● **AIM OF THE EXERCISE**:
Transcribe all the entries word for word, omitting any pictures they contain.

● **RECORDS FOR THE TASK**:
>>>

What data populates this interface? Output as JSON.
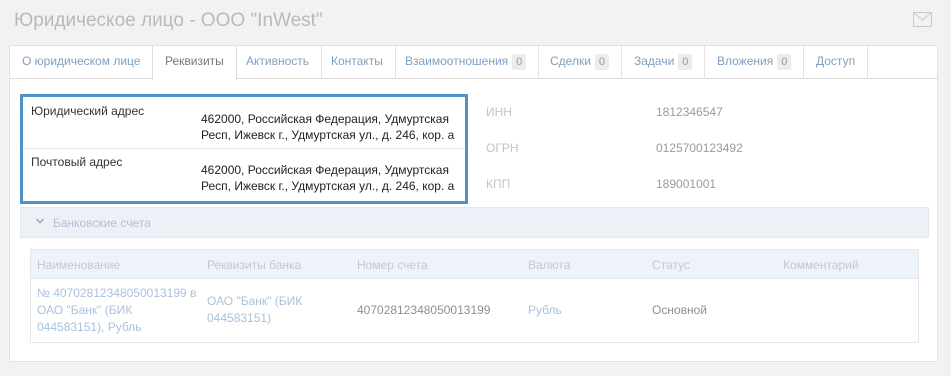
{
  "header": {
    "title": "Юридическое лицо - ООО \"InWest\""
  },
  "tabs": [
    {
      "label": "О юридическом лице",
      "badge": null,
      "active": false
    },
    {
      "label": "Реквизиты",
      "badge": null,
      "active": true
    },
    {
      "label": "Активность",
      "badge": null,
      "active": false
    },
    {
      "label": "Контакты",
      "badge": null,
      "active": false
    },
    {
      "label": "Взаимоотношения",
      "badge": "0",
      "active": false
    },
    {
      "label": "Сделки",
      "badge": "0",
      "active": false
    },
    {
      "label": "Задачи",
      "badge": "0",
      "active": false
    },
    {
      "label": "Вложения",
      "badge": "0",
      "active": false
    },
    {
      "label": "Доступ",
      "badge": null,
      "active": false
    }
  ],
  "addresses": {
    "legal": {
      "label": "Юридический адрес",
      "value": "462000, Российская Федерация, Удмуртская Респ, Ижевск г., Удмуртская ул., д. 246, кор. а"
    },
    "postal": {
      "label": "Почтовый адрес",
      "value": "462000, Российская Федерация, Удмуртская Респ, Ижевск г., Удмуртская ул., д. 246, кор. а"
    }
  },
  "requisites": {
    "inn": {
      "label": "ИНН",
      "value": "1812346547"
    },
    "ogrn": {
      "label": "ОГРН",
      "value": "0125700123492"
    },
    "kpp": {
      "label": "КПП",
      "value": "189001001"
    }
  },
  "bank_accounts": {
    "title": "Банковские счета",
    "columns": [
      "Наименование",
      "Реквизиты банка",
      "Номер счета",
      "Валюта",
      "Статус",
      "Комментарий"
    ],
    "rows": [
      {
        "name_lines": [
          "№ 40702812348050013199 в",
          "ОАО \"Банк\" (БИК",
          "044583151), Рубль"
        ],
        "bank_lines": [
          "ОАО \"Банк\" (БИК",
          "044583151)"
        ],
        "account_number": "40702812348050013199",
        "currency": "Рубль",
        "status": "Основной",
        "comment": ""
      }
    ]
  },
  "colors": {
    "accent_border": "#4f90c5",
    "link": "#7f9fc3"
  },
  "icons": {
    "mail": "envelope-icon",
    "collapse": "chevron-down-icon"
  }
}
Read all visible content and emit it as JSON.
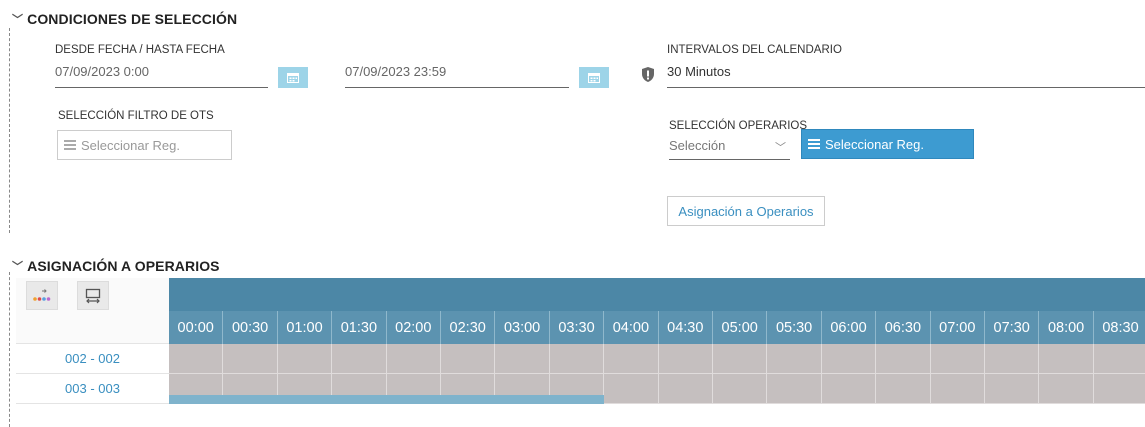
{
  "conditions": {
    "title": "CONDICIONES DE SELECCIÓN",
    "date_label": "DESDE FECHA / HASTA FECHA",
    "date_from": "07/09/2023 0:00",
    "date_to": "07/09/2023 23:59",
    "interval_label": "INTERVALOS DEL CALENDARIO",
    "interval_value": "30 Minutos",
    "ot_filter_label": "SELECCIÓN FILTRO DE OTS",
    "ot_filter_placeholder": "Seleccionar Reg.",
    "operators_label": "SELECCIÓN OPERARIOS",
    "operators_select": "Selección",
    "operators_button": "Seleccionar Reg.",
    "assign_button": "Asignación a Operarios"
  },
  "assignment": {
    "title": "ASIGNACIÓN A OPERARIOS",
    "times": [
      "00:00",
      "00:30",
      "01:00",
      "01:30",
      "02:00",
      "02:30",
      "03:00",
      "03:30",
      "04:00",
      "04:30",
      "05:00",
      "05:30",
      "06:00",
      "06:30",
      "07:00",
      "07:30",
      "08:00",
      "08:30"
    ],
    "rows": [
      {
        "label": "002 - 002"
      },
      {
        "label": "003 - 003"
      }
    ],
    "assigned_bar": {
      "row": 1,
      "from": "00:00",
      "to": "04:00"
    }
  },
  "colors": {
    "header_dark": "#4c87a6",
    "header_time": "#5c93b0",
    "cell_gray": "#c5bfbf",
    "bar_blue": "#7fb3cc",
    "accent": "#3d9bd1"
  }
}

<<<

● **RESULT BELOW**:
What data populates this interface? Output as JSON.
{
  "header": {
    "title": "Юридическое лицо - ООО \"InWest\""
  },
  "tabs": [
    {
      "label": "О юридическом лице",
      "badge": null,
      "active": false
    },
    {
      "label": "Реквизиты",
      "badge": null,
      "active": true
    },
    {
      "label": "Активность",
      "badge": null,
      "active": false
    },
    {
      "label": "Контакты",
      "badge": null,
      "active": false
    },
    {
      "label": "Взаимоотношения",
      "badge": "0",
      "active": false
    },
    {
      "label": "Сделки",
      "badge": "0",
      "active": false
    },
    {
      "label": "Задачи",
      "badge": "0",
      "active": false
    },
    {
      "label": "Вложения",
      "badge": "0",
      "active": false
    },
    {
      "label": "Доступ",
      "badge": null,
      "active": false
    }
  ],
  "addresses": {
    "legal": {
      "label": "Юридический адрес",
      "value": "462000, Российская Федерация, Удмуртская Респ, Ижевск г., Удмуртская ул., д. 246, кор. а"
    },
    "postal": {
      "label": "Почтовый адрес",
      "value": "462000, Российская Федерация, Удмуртская Респ, Ижевск г., Удмуртская ул., д. 246, кор. а"
    }
  },
  "requisites": {
    "inn": {
      "label": "ИНН",
      "value": "1812346547"
    },
    "ogrn": {
      "label": "ОГРН",
      "value": "0125700123492"
    },
    "kpp": {
      "label": "КПП",
      "value": "189001001"
    }
  },
  "bank_accounts": {
    "title": "Банковские счета",
    "columns": [
      "Наименование",
      "Реквизиты банка",
      "Номер счета",
      "Валюта",
      "Статус",
      "Комментарий"
    ],
    "rows": [
      {
        "name_lines": [
          "№ 40702812348050013199 в",
          "ОАО \"Банк\" (БИК",
          "044583151), Рубль"
        ],
        "bank_lines": [
          "ОАО \"Банк\" (БИК",
          "044583151)"
        ],
        "account_number": "40702812348050013199",
        "currency": "Рубль",
        "status": "Основной",
        "comment": ""
      }
    ]
  },
  "colors": {
    "accent_border": "#4f90c5",
    "link": "#7f9fc3"
  },
  "icons": {
    "mail": "envelope-icon",
    "collapse": "chevron-down-icon"
  }
}
Read all visible content and emit it as JSON.
{
  "conditions": {
    "title": "CONDICIONES DE SELECCIÓN",
    "date_label": "DESDE FECHA / HASTA FECHA",
    "date_from": "07/09/2023 0:00",
    "date_to": "07/09/2023 23:59",
    "interval_label": "INTERVALOS DEL CALENDARIO",
    "interval_value": "30 Minutos",
    "ot_filter_label": "SELECCIÓN FILTRO DE OTS",
    "ot_filter_placeholder": "Seleccionar Reg.",
    "operators_label": "SELECCIÓN OPERARIOS",
    "operators_select": "Selección",
    "operators_button": "Seleccionar Reg.",
    "assign_button": "Asignación a Operarios"
  },
  "assignment": {
    "title": "ASIGNACIÓN A OPERARIOS",
    "times": [
      "00:00",
      "00:30",
      "01:00",
      "01:30",
      "02:00",
      "02:30",
      "03:00",
      "03:30",
      "04:00",
      "04:30",
      "05:00",
      "05:30",
      "06:00",
      "06:30",
      "07:00",
      "07:30",
      "08:00",
      "08:30"
    ],
    "rows": [
      {
        "label": "002 - 002"
      },
      {
        "label": "003 - 003"
      }
    ],
    "assigned_bar": {
      "row": 1,
      "from": "00:00",
      "to": "04:00"
    }
  },
  "colors": {
    "header_dark": "#4c87a6",
    "header_time": "#5c93b0",
    "cell_gray": "#c5bfbf",
    "bar_blue": "#7fb3cc",
    "accent": "#3d9bd1"
  }
}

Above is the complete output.